## Data for this exercise
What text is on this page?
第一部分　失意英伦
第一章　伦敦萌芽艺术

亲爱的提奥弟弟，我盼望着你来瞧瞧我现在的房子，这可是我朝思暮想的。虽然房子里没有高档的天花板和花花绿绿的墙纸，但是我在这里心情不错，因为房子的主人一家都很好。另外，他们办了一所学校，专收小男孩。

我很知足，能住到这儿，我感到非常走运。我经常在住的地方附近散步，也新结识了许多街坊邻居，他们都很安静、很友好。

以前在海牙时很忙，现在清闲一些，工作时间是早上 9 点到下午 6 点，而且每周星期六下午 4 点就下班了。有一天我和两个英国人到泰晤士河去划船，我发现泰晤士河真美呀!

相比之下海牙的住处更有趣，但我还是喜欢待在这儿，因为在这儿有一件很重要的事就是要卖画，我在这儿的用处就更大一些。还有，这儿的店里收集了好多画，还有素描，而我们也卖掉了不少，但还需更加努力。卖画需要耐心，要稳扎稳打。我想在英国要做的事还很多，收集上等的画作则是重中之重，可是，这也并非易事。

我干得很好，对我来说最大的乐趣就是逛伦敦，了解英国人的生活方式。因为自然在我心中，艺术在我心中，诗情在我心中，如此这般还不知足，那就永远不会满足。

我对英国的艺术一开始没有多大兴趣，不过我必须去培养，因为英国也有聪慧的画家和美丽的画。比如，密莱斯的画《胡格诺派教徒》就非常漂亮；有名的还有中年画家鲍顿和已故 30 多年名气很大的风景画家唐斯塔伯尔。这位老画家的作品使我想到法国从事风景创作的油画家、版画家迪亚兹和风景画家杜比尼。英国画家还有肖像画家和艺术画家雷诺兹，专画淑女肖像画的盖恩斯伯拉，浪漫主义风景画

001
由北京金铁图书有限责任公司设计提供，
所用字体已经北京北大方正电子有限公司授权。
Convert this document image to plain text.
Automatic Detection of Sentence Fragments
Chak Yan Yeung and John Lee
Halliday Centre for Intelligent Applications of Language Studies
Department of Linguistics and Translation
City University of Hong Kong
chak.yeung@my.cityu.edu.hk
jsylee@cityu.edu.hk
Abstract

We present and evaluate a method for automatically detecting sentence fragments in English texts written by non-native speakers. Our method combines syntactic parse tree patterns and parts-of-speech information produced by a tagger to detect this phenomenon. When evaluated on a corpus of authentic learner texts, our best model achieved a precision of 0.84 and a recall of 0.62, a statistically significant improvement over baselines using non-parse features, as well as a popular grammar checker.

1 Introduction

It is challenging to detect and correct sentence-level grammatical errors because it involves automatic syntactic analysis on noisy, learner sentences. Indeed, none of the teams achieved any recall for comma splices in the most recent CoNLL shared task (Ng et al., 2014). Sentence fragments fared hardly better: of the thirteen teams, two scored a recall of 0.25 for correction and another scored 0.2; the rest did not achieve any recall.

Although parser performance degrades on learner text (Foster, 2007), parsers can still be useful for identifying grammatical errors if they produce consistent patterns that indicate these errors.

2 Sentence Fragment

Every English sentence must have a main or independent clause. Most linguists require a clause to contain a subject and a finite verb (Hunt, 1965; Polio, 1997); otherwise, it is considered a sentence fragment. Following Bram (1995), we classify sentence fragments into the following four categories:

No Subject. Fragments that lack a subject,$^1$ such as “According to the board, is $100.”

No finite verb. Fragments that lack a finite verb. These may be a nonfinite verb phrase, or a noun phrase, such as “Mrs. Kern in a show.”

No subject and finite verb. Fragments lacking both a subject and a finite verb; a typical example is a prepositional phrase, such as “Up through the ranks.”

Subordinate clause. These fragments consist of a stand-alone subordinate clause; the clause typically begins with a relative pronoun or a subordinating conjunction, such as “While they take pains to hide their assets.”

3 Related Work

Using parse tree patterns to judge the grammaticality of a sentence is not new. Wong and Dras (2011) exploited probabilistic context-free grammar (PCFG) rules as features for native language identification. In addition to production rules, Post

## Exercise description
Extract the full listing above without alteration.

## Answer to the exercise
What text is on this page?
第一部分　失意英伦
第一章　伦敦萌芽艺术

亲爱的提奥弟弟，我盼望着你来瞧瞧我现在的房子，这可是我朝思暮想的。虽然房子里没有高档的天花板和花花绿绿的墙纸，但是我在这里心情不错，因为房子的主人一家都很好。另外，他们办了一所学校，专收小男孩。

我很知足，能住到这儿，我感到非常走运。我经常在住的地方附近散步，也新结识了许多街坊邻居，他们都很安静、很友好。

以前在海牙时很忙，现在清闲一些，工作时间是早上 9 点到下午 6 点，而且每周星期六下午 4 点就下班了。有一天我和两个英国人到泰晤士河去划船，我发现泰晤士河真美呀!

相比之下海牙的住处更有趣，但我还是喜欢待在这儿，因为在这儿有一件很重要的事就是要卖画，我在这儿的用处就更大一些。还有，这儿的店里收集了好多画，还有素描，而我们也卖掉了不少，但还需更加努力。卖画需要耐心，要稳扎稳打。我想在英国要做的事还很多，收集上等的画作则是重中之重，可是，这也并非易事。

我干得很好，对我来说最大的乐趣就是逛伦敦，了解英国人的生活方式。因为自然在我心中，艺术在我心中，诗情在我心中，如此这般还不知足，那就永远不会满足。

我对英国的艺术一开始没有多大兴趣，不过我必须去培养，因为英国也有聪慧的画家和美丽的画。比如，密莱斯的画《胡格诺派教徒》就非常漂亮；有名的还有中年画家鲍顿和已故 30 多年名气很大的风景画家唐斯塔伯尔。这位老画家的作品使我想到法国从事风景创作的油画家、版画家迪亚兹和风景画家杜比尼。英国画家还有肖像画家和艺术画家雷诺兹，专画淑女肖像画的盖恩斯伯拉，浪漫主义风景画

001
由北京金铁图书有限责任公司设计提供，
所用字体已经北京北大方正电子有限公司授权。
Convert this document image to plain text.
Automatic Detection of Sentence Fragments
Chak Yan Yeung and John Lee
Halliday Centre for Intelligent Applications of Language Studies
Department of Linguistics and Translation
City University of Hong Kong
chak.yeung@my.cityu.edu.hk
jsylee@cityu.edu.hk
Abstract

We present and evaluate a method for automatically detecting sentence fragments in English texts written by non-native speakers. Our method combines syntactic parse tree patterns and parts-of-speech information produced by a tagger to detect this phenomenon. When evaluated on a corpus of authentic learner texts, our best model achieved a precision of 0.84 and a recall of 0.62, a statistically significant improvement over baselines using non-parse features, as well as a popular grammar checker.

1 Introduction

It is challenging to detect and correct sentence-level grammatical errors because it involves automatic syntactic analysis on noisy, learner sentences. Indeed, none of the teams achieved any recall for comma splices in the most recent CoNLL shared task (Ng et al., 2014). Sentence fragments fared hardly better: of the thirteen teams, two scored a recall of 0.25 for correction and another scored 0.2; the rest did not achieve any recall.

Although parser performance degrades on learner text (Foster, 2007), parsers can still be useful for identifying grammatical errors if they produce consistent patterns that indicate these errors.

2 Sentence Fragment

Every English sentence must have a main or independent clause. Most linguists require a clause to contain a subject and a finite verb (Hunt, 1965; Polio, 1997); otherwise, it is considered a sentence fragment. Following Bram (1995), we classify sentence fragments into the following four categories:

No Subject. Fragments that lack a subject,$^1$ such as “According to the board, is $100.”

No finite verb. Fragments that lack a finite verb. These may be a nonfinite verb phrase, or a noun phrase, such as “Mrs. Kern in a show.”

No subject and finite verb. Fragments lacking both a subject and a finite verb; a typical example is a prepositional phrase, such as “Up through the ranks.”

Subordinate clause. These fragments consist of a stand-alone subordinate clause; the clause typically begins with a relative pronoun or a subordinating conjunction, such as “While they take pains to hide their assets.”

3 Related Work

Using parse tree patterns to judge the grammaticality of a sentence is not new. Wong and Dras (2011) exploited probabilistic context-free grammar (PCFG) rules as features for native language identification. In addition to production rules, Post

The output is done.